§ WORK TO COMPLETE: How many of the lines that follow contain the word "Initiatives"? Give only the number.

§ MATERIAL FOR THE TASK:
= = =
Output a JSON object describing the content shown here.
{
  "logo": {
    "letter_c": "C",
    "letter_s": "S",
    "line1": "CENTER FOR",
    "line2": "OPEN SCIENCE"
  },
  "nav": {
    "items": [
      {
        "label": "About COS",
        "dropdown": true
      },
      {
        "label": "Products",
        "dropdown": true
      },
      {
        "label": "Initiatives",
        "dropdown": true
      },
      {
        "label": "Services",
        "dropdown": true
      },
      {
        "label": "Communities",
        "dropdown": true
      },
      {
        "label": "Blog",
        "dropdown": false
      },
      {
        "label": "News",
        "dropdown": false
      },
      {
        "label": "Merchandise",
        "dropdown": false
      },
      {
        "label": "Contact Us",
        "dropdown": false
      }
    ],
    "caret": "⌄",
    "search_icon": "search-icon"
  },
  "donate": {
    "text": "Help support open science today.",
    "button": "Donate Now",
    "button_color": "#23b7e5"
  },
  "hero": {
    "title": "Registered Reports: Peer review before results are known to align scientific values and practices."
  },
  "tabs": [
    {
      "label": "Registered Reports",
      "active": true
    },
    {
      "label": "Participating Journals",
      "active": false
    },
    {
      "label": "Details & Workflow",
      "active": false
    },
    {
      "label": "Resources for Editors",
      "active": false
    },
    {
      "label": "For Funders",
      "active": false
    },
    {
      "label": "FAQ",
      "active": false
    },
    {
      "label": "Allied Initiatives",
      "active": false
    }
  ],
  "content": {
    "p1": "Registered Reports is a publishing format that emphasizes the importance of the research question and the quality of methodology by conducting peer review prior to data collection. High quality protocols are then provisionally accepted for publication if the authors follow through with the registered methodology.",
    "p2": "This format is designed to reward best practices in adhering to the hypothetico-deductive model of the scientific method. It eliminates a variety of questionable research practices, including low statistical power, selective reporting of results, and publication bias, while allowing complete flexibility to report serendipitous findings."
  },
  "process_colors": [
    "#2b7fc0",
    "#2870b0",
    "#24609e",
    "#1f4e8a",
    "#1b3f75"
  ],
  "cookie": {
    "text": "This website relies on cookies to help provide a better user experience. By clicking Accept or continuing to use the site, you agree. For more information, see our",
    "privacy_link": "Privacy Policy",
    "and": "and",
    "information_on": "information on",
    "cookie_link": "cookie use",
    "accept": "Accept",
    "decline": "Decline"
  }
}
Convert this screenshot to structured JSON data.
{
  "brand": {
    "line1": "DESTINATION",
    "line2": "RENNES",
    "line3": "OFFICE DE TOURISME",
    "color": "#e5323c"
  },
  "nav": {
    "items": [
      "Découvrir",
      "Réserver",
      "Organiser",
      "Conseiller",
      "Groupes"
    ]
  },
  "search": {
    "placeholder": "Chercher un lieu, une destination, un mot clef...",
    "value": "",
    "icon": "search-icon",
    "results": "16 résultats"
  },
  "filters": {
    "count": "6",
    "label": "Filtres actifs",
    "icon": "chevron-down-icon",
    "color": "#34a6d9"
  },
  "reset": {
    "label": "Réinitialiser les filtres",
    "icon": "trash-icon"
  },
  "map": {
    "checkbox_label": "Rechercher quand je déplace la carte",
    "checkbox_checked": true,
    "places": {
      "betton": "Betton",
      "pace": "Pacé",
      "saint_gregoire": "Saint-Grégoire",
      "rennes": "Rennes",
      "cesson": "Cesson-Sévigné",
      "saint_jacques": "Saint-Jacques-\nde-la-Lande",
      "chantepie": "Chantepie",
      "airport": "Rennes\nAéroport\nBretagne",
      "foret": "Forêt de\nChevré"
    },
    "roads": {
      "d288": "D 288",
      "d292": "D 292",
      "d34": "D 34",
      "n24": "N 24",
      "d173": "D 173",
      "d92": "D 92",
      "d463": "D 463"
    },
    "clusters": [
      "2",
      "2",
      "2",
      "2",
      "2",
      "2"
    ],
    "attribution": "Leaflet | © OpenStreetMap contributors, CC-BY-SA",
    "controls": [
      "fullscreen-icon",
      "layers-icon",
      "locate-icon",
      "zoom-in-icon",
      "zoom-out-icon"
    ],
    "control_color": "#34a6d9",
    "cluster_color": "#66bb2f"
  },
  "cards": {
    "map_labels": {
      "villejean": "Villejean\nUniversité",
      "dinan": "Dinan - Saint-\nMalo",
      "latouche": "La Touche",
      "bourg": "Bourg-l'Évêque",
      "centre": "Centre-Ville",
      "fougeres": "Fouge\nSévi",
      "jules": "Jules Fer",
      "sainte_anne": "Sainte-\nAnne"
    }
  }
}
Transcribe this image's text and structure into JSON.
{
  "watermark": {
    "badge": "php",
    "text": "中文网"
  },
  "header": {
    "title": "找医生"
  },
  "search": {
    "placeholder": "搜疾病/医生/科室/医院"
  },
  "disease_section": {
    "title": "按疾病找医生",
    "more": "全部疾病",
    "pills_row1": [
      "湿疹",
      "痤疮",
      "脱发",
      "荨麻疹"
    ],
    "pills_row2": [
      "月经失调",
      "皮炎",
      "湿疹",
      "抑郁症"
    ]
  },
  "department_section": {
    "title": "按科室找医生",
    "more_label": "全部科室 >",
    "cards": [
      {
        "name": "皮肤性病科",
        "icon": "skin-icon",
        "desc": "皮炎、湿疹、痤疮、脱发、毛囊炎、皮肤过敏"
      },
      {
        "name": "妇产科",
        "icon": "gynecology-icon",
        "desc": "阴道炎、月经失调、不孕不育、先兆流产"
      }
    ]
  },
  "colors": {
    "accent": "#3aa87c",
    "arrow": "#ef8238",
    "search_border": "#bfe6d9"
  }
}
= = =
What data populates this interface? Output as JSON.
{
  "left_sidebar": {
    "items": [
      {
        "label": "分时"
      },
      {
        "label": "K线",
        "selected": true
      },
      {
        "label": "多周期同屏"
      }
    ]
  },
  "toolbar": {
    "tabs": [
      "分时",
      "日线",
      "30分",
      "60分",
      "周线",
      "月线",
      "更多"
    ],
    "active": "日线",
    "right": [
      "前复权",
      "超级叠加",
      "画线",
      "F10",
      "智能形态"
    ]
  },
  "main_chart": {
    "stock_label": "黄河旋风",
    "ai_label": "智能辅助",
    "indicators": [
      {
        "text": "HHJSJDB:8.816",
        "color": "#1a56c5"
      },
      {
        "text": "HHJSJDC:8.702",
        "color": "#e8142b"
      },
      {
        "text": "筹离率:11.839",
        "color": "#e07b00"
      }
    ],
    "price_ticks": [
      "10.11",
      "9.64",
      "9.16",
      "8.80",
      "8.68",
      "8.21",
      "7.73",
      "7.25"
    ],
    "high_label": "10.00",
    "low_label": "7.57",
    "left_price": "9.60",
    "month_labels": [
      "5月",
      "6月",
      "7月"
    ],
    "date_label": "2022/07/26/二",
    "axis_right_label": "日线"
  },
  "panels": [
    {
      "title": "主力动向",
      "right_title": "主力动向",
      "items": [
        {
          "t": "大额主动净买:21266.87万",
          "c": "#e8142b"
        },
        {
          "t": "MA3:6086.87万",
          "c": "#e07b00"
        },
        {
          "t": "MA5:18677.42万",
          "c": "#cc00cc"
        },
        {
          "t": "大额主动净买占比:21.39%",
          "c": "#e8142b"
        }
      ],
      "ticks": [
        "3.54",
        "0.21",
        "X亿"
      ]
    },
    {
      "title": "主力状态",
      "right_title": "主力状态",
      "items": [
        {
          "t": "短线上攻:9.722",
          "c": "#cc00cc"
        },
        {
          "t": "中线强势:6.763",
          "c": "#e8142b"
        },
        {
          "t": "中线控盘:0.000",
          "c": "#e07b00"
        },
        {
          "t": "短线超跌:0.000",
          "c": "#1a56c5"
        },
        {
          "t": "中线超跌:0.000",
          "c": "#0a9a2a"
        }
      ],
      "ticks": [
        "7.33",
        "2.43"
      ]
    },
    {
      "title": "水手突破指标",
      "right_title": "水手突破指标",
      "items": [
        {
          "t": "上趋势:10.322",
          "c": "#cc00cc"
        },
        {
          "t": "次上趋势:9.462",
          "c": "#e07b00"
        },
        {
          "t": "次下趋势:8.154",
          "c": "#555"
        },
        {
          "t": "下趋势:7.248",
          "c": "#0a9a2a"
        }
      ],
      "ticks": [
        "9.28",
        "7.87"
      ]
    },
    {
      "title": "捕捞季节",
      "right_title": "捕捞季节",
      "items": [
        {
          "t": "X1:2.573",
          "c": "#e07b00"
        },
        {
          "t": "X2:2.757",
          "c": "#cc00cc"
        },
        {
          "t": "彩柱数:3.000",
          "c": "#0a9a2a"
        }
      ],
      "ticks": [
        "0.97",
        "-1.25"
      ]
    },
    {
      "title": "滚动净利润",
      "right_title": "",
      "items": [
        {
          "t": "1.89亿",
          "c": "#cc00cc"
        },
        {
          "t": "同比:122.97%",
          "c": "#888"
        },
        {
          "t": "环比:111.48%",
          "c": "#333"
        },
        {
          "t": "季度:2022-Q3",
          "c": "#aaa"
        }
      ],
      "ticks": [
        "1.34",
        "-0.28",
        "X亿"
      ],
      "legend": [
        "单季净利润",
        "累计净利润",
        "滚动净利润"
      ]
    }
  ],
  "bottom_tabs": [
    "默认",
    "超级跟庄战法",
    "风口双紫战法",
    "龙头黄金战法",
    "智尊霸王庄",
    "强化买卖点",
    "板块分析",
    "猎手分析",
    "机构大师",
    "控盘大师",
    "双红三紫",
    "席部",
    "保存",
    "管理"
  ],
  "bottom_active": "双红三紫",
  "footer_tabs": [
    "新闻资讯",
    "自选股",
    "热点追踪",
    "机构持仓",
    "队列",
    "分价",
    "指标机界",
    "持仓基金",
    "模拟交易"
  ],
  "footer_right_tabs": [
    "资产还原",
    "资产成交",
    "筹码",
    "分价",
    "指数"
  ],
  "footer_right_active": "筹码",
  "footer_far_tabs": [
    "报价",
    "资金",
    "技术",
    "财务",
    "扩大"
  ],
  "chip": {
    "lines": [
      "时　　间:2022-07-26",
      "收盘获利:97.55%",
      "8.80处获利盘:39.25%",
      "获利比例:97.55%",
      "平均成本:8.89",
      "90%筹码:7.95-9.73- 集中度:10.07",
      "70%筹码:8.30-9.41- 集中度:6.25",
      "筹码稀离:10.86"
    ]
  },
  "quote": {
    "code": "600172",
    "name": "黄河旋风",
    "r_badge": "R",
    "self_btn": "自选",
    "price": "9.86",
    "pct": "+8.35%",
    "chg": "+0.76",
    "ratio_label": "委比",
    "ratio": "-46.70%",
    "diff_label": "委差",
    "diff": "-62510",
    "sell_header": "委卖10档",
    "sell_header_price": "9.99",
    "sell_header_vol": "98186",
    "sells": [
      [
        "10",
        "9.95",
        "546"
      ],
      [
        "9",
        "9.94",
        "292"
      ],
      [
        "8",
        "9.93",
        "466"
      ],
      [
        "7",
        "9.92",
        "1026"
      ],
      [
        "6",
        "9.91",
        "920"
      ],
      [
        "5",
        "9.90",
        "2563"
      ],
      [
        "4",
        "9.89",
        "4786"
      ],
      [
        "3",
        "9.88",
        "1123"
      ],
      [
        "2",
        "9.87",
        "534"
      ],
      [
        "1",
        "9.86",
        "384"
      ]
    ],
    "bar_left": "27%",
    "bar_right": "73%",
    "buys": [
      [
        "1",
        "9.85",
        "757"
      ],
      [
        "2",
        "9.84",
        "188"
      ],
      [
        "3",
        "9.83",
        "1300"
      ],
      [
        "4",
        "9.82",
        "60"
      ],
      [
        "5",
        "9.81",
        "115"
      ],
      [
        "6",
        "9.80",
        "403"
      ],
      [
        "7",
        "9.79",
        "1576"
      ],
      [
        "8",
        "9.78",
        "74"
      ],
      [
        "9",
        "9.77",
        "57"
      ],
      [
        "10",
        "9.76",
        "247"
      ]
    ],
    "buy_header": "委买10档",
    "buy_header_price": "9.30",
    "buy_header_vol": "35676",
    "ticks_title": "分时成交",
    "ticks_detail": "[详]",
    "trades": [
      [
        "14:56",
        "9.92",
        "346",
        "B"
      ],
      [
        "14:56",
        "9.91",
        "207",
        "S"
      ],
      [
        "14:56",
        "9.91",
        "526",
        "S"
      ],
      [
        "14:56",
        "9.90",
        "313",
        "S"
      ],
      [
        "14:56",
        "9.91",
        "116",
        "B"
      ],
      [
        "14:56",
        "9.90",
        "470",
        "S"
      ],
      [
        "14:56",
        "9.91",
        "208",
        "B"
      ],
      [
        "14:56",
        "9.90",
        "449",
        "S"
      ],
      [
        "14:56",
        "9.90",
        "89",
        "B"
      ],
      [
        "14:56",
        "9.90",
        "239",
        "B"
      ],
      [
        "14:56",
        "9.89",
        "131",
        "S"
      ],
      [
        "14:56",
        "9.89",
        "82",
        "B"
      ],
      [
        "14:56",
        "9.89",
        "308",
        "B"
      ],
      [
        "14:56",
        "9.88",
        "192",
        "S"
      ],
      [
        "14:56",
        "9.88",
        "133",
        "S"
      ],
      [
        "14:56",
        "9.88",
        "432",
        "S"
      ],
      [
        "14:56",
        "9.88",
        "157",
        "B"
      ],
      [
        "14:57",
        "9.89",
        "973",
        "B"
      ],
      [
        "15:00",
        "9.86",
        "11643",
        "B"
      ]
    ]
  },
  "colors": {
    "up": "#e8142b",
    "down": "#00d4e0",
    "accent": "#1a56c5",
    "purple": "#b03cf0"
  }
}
= = =
§ TASK ANSWER: 2